» **SET TASK**:
Return each line holding the string "million".

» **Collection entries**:
::::::

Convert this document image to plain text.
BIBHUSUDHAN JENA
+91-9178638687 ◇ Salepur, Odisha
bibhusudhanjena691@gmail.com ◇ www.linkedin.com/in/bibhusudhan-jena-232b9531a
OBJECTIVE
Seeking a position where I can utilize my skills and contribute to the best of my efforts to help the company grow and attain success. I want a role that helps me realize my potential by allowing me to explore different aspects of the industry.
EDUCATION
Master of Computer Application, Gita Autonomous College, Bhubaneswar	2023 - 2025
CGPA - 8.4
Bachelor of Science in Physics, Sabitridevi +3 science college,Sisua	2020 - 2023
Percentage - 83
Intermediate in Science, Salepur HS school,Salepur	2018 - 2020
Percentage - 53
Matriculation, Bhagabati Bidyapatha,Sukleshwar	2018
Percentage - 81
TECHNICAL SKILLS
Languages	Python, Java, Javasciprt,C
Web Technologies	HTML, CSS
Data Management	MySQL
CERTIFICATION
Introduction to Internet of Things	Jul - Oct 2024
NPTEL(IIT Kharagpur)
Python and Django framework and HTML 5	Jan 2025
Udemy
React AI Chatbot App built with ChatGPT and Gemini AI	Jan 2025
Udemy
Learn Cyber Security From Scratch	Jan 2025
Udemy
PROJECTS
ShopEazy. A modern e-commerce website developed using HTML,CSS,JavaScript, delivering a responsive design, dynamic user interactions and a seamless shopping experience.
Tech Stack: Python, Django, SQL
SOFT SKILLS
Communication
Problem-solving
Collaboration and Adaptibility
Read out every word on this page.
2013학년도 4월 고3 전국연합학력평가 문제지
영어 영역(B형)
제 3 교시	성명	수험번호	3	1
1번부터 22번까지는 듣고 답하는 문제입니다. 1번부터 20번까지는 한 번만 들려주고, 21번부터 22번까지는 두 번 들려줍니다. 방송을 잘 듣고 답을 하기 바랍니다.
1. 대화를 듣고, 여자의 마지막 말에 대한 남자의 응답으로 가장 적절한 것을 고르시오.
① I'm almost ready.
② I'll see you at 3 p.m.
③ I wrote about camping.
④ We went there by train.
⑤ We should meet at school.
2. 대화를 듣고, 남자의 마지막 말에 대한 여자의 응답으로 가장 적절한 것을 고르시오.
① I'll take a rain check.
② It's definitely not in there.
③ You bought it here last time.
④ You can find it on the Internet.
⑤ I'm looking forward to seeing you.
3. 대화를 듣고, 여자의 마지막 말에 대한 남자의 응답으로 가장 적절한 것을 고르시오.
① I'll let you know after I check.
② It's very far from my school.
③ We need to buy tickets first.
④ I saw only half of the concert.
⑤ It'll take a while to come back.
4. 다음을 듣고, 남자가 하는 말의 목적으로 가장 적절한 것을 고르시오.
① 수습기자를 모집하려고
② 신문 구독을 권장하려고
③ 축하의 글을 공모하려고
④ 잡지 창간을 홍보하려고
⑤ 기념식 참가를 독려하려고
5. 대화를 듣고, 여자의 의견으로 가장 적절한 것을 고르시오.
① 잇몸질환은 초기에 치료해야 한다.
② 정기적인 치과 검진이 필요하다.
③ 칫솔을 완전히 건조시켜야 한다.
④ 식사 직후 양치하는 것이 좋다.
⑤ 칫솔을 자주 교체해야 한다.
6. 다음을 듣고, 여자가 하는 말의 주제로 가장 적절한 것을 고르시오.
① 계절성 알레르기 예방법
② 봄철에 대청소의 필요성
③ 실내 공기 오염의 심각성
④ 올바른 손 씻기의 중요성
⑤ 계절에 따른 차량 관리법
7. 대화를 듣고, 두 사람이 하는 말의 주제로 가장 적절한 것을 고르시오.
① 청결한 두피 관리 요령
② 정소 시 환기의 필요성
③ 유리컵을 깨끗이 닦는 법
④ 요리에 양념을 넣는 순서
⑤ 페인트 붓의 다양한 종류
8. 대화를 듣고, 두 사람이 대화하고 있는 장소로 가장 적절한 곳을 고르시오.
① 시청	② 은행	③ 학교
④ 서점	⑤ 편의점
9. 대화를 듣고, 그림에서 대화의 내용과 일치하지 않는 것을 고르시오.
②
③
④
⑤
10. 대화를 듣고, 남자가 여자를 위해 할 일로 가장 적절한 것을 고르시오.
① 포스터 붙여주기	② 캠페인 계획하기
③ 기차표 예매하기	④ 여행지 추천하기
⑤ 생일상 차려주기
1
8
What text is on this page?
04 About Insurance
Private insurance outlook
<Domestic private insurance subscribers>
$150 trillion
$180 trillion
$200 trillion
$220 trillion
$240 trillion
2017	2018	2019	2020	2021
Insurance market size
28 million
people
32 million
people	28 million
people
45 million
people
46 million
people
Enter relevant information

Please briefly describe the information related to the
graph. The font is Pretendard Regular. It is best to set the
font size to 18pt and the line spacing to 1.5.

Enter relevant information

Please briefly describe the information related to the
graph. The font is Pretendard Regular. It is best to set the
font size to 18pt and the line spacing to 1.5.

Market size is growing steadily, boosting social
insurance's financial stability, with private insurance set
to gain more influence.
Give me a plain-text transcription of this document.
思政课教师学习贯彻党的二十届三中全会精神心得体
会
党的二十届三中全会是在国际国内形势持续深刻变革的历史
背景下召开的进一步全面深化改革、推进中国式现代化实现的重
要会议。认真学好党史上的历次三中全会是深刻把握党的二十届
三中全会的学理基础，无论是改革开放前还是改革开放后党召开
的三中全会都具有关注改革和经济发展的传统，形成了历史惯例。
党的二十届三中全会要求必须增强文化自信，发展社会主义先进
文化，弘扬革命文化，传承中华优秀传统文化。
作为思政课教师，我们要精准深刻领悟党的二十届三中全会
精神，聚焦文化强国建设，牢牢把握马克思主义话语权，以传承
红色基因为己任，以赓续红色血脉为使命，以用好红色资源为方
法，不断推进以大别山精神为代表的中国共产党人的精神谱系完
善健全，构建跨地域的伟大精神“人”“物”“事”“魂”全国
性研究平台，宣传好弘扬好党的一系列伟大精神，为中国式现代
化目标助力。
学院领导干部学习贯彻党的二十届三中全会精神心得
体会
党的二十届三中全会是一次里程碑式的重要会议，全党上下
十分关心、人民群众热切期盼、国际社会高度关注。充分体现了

::::::

» **RESULT FOR THIS TASK**:
28 million
32 million
people	28 million
45 million
46 million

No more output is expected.